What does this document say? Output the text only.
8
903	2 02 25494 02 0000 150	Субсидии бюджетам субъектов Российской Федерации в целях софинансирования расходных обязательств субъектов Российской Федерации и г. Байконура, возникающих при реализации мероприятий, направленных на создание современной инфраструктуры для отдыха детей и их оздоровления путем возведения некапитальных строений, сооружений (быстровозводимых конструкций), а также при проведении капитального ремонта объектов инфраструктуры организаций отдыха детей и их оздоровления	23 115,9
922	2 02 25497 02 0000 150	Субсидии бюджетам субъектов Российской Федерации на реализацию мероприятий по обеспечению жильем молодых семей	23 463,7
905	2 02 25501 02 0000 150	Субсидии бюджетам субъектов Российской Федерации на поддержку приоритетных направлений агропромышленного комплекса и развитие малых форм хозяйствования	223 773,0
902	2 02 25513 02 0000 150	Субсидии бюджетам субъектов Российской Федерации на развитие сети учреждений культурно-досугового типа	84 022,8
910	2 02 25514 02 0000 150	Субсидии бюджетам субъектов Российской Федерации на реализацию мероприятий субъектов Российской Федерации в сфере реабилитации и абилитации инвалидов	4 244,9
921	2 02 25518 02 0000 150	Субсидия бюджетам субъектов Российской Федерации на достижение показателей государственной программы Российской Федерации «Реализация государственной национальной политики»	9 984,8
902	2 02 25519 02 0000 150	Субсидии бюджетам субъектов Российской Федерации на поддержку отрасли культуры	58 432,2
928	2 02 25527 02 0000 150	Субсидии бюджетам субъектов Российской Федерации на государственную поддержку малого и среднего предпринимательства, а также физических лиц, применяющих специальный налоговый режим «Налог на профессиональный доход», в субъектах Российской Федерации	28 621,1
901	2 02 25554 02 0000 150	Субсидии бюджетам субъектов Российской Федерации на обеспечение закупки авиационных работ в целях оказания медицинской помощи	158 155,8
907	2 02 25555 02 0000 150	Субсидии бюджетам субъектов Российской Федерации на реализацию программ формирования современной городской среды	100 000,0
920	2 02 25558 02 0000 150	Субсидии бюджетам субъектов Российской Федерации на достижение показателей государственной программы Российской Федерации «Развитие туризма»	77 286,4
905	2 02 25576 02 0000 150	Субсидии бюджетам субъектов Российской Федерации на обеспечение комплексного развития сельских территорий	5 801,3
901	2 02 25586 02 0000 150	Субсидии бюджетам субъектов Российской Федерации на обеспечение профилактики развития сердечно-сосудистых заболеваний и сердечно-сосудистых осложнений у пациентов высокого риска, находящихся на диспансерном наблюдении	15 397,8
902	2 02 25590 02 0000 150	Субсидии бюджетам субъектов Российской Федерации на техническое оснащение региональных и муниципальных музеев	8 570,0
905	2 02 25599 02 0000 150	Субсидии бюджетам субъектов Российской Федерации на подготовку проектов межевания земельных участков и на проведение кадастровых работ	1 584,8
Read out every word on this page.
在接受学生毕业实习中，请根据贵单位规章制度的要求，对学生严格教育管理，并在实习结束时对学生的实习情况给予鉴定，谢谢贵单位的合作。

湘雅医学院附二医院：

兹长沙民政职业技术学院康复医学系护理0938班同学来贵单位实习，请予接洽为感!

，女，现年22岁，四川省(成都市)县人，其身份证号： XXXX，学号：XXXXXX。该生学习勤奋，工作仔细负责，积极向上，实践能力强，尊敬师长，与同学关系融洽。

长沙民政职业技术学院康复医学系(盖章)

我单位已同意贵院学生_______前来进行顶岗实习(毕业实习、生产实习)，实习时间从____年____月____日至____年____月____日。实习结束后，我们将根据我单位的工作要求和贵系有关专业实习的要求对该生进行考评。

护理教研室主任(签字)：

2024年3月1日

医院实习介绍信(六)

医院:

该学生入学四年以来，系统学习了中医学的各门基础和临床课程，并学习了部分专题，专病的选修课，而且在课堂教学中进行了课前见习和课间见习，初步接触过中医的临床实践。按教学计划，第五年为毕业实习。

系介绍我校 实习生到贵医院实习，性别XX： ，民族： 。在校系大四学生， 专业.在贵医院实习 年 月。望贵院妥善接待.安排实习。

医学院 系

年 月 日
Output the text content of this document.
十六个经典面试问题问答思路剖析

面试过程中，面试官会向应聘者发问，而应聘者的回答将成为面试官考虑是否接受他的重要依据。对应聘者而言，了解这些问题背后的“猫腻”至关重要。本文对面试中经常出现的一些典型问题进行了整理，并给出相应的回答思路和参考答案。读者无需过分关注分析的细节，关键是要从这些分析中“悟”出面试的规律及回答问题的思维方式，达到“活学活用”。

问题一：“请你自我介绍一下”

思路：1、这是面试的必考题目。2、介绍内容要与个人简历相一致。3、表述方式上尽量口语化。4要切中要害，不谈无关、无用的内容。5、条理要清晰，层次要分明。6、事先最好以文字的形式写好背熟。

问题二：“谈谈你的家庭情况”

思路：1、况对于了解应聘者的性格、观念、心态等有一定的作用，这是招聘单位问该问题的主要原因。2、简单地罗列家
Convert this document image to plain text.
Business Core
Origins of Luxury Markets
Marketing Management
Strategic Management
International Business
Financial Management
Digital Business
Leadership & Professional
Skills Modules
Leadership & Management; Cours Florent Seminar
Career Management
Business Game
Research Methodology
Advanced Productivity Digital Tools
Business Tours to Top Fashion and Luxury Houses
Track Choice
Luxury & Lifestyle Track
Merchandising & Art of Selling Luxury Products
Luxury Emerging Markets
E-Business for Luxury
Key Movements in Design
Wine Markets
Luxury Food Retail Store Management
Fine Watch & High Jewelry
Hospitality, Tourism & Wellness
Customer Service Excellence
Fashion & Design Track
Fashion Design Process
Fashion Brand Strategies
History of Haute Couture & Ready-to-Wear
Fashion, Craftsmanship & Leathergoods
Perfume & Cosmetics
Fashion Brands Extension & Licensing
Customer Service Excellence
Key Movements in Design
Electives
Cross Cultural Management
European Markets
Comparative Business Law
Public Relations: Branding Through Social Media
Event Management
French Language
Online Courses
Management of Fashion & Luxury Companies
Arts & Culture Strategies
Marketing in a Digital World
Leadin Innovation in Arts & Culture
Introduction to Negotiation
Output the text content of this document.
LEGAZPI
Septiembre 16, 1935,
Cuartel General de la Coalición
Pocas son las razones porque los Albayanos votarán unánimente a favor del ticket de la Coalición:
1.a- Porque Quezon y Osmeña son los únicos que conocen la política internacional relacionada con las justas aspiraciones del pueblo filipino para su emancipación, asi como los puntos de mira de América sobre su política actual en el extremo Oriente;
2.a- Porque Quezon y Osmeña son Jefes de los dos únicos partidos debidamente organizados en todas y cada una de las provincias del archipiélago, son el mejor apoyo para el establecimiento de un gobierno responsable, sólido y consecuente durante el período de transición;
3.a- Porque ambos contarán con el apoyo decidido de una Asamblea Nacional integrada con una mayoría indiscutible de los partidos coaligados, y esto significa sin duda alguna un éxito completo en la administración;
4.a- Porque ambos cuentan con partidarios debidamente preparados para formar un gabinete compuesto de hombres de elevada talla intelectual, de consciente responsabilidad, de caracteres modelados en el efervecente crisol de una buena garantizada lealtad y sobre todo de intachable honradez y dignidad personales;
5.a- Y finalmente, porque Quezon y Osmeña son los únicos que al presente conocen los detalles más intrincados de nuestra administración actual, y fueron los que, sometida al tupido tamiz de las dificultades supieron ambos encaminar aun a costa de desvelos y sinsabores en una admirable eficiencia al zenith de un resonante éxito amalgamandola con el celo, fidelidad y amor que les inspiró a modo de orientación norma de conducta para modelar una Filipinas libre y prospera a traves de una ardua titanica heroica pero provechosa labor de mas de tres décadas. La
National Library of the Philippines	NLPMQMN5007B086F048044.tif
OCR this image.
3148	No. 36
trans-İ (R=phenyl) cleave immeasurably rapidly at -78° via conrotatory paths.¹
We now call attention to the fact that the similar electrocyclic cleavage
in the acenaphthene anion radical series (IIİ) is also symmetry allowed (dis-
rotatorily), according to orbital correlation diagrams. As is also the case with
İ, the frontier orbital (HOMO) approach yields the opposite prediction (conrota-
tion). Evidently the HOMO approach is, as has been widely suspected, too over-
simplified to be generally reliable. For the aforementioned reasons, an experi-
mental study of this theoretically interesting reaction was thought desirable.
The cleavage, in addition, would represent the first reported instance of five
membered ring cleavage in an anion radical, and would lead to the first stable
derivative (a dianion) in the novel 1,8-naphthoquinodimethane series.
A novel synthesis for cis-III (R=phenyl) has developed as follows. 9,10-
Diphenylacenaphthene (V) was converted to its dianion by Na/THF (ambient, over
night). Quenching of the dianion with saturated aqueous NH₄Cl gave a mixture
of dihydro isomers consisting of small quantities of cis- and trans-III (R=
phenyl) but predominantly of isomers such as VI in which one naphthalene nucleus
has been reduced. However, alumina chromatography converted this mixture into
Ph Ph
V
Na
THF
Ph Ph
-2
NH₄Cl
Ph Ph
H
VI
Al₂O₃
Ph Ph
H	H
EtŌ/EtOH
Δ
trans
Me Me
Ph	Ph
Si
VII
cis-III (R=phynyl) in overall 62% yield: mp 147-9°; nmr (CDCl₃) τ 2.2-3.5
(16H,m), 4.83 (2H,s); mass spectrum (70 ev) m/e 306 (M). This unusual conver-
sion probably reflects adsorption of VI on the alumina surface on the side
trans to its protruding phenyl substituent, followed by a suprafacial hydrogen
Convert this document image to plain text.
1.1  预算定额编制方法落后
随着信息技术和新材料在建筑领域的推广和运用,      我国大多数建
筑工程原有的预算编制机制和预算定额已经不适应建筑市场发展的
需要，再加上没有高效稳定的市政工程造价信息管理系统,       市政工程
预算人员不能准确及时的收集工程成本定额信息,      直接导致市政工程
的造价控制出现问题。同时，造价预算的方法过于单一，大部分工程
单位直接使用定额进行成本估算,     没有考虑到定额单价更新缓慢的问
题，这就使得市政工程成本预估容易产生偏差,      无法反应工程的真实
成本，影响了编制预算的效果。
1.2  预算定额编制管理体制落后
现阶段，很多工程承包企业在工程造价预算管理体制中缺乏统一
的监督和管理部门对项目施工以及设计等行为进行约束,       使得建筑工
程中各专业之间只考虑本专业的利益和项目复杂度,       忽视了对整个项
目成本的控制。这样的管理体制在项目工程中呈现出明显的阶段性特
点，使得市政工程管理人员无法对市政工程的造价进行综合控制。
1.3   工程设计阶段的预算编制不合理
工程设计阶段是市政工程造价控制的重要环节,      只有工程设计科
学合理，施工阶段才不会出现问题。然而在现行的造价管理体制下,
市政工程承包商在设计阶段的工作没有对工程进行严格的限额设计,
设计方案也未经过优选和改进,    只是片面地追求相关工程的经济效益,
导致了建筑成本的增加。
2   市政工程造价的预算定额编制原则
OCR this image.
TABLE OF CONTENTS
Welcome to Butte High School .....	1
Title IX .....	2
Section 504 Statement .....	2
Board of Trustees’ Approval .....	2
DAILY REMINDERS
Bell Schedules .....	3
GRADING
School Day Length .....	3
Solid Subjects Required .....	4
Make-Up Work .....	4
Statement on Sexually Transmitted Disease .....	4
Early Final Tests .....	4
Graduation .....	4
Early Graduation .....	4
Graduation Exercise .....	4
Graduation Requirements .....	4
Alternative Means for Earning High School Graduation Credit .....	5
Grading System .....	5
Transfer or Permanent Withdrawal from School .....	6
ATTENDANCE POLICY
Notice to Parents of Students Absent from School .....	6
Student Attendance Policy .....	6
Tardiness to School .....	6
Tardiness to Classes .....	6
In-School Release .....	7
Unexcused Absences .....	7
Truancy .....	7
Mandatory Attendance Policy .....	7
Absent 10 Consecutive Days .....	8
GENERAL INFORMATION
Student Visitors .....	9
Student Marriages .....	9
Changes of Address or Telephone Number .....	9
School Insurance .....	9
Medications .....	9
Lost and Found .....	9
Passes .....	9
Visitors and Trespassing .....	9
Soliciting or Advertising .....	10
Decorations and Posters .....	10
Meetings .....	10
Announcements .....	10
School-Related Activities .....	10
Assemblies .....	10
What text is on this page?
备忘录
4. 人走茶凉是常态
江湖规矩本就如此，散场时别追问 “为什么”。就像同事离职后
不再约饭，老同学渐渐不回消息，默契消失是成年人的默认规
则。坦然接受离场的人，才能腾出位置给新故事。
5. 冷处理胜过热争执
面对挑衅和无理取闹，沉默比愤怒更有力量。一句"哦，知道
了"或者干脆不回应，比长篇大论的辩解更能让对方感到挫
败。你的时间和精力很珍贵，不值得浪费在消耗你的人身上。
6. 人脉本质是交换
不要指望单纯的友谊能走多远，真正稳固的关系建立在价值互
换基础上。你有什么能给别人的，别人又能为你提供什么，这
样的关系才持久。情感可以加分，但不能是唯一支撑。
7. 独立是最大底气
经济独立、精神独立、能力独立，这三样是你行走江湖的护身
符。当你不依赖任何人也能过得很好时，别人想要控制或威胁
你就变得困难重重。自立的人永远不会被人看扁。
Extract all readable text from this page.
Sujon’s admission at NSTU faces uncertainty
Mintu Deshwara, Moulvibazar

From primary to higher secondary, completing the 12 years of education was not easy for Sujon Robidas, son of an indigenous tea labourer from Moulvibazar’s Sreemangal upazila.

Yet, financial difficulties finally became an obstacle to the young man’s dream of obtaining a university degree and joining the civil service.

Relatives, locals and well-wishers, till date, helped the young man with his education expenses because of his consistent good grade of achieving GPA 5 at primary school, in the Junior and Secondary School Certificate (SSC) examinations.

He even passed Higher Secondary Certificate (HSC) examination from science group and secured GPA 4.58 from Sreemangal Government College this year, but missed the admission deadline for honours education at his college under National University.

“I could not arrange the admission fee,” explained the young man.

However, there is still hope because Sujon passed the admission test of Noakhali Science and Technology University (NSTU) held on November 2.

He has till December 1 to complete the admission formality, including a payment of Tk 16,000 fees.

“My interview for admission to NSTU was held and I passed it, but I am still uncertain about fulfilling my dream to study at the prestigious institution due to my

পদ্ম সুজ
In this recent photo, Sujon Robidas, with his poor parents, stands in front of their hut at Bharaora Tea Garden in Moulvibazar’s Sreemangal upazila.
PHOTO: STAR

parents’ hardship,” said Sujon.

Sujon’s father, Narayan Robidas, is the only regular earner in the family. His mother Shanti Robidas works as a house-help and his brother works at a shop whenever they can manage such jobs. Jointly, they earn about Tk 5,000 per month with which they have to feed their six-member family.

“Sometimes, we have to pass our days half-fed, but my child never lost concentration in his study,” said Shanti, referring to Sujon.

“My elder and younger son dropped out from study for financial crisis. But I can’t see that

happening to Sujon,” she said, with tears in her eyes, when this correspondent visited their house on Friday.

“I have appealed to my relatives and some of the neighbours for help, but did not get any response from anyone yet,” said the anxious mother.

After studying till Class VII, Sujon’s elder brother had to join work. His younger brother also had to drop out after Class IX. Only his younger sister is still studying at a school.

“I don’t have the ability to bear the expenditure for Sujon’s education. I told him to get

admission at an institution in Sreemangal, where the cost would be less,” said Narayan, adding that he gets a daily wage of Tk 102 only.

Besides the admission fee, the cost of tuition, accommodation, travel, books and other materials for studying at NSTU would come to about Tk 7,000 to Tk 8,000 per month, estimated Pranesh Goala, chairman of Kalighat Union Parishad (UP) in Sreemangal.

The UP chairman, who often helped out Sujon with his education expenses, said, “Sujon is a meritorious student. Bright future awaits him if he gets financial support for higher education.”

--------------------------------------------------

GOAL.
Filter for "series". Return all lines that hold it.

TASK RESPONSE.
in the acenaphthene anion radical series (IIİ) is also symmetry allowed (dis-
derivative (a dianion) in the novel 1,8-naphthoquinodimethane series.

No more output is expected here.